* start DATA ROWS *

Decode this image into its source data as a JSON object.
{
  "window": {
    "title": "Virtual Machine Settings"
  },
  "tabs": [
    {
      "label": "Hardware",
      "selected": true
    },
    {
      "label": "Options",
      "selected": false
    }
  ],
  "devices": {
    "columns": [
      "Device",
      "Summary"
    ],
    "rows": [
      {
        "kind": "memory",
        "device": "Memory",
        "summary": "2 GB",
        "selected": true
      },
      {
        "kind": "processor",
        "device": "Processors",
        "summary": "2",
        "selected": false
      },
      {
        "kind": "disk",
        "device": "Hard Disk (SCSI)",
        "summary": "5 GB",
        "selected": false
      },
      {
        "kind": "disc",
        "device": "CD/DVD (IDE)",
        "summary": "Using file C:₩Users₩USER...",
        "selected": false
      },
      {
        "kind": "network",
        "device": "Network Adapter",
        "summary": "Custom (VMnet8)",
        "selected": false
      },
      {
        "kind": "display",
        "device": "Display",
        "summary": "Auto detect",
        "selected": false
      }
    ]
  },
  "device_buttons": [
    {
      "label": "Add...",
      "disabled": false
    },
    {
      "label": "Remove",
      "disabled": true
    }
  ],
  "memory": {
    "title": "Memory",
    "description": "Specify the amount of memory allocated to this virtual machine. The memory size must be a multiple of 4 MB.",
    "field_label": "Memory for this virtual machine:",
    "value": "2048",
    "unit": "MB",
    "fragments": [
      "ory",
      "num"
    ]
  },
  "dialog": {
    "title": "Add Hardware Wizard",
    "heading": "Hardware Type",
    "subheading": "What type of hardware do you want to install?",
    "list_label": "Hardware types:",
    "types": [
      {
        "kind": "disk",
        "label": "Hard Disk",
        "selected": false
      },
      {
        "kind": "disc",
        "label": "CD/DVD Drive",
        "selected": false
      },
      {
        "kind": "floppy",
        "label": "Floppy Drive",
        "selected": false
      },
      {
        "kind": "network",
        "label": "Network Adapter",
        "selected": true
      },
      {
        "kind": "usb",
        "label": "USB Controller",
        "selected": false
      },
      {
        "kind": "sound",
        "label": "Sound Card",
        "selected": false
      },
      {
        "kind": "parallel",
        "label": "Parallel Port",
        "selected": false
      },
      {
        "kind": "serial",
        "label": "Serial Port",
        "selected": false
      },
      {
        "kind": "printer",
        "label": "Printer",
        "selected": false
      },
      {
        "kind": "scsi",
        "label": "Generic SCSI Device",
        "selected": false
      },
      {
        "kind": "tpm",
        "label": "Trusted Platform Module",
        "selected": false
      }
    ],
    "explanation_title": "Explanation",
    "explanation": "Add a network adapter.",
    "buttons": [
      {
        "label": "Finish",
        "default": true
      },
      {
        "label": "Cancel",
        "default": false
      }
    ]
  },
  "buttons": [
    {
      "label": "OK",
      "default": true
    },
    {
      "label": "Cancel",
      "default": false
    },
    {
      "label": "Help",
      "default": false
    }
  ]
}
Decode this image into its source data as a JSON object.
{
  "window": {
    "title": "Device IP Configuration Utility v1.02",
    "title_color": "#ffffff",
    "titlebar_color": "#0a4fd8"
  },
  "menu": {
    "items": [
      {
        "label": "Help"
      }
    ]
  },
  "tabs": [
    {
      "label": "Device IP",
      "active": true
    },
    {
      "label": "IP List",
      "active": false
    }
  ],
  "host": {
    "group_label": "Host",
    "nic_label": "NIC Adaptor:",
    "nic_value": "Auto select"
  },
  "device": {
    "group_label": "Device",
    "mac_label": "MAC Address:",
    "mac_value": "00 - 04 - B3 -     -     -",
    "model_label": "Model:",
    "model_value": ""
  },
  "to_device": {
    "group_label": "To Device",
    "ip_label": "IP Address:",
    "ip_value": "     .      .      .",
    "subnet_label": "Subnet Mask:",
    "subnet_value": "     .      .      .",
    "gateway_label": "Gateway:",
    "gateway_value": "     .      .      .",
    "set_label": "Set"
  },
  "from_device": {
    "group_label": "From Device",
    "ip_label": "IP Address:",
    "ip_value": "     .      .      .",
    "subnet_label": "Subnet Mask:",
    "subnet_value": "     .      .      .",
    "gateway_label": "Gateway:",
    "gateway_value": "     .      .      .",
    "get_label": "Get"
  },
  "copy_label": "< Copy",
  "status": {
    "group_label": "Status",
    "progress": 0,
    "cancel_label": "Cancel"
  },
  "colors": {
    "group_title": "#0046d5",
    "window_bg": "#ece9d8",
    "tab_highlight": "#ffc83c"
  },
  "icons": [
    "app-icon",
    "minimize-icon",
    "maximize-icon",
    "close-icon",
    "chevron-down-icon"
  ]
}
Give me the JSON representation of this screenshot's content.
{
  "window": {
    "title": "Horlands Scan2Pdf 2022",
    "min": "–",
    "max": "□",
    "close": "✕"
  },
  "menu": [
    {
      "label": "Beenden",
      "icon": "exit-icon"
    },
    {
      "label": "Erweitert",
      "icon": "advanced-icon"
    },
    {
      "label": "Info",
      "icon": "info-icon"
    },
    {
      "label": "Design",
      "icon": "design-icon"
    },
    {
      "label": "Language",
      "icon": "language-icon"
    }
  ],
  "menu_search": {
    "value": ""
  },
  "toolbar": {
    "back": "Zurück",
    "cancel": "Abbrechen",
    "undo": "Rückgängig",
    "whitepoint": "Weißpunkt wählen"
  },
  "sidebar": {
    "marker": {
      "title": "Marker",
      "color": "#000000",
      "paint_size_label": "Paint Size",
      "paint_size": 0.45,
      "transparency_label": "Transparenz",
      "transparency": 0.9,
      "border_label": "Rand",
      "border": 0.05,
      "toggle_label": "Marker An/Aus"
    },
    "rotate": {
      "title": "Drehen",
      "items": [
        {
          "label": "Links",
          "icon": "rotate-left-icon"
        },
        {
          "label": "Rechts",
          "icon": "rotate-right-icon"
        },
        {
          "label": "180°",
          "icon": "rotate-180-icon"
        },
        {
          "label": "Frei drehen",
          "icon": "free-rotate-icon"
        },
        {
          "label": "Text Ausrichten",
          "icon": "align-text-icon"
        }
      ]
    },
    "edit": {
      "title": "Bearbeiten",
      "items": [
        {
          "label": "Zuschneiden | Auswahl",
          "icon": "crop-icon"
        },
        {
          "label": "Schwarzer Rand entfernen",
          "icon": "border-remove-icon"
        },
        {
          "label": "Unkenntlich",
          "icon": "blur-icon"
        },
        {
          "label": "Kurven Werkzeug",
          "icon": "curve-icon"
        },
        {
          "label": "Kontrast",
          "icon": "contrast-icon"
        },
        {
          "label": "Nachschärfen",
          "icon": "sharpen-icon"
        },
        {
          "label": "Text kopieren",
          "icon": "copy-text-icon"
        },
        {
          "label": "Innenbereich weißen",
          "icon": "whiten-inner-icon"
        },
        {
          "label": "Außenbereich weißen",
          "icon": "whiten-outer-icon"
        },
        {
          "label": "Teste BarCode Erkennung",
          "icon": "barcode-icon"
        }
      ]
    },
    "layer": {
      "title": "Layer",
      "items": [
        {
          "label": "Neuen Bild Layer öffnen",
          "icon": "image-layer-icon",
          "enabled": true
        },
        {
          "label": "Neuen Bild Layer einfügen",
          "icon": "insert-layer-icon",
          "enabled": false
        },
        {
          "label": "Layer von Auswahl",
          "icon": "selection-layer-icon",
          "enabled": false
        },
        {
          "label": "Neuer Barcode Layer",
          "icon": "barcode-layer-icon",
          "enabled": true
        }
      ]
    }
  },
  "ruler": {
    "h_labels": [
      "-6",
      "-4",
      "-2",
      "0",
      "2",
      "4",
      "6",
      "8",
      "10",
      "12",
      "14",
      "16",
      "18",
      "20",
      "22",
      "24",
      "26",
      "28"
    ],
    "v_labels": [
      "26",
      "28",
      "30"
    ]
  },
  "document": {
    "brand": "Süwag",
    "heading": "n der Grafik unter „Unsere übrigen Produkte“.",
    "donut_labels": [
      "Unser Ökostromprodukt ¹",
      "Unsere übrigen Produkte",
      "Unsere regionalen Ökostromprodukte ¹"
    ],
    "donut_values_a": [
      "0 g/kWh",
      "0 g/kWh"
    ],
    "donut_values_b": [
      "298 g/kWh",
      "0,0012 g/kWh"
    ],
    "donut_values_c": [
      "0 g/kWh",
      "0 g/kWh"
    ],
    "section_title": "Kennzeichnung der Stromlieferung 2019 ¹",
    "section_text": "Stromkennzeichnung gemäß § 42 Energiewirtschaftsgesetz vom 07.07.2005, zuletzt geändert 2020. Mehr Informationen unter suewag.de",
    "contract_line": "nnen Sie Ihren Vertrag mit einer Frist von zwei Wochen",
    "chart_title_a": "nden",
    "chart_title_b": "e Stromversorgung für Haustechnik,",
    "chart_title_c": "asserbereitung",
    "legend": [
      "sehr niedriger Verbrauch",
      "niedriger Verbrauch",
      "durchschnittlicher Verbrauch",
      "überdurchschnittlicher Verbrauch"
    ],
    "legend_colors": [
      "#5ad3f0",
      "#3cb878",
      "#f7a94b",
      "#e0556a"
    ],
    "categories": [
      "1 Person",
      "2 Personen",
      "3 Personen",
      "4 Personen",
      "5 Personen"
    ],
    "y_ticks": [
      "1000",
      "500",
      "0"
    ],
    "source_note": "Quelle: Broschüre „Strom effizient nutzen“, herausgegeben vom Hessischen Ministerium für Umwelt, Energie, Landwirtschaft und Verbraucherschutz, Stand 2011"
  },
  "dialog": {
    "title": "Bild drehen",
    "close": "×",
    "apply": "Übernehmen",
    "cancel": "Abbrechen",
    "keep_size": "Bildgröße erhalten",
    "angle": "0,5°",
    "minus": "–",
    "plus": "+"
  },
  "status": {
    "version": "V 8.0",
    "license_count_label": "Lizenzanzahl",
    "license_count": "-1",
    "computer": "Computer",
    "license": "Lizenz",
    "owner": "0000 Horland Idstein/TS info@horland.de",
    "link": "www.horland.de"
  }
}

* end DATA ROWS *

PROBLEM TO SOLVE: Pick out the lines containing the word "niedriger" and show them.

OUTPUT OF THE EXERCISE:
      "sehr niedriger Verbrauch",
      "niedriger Verbrauch",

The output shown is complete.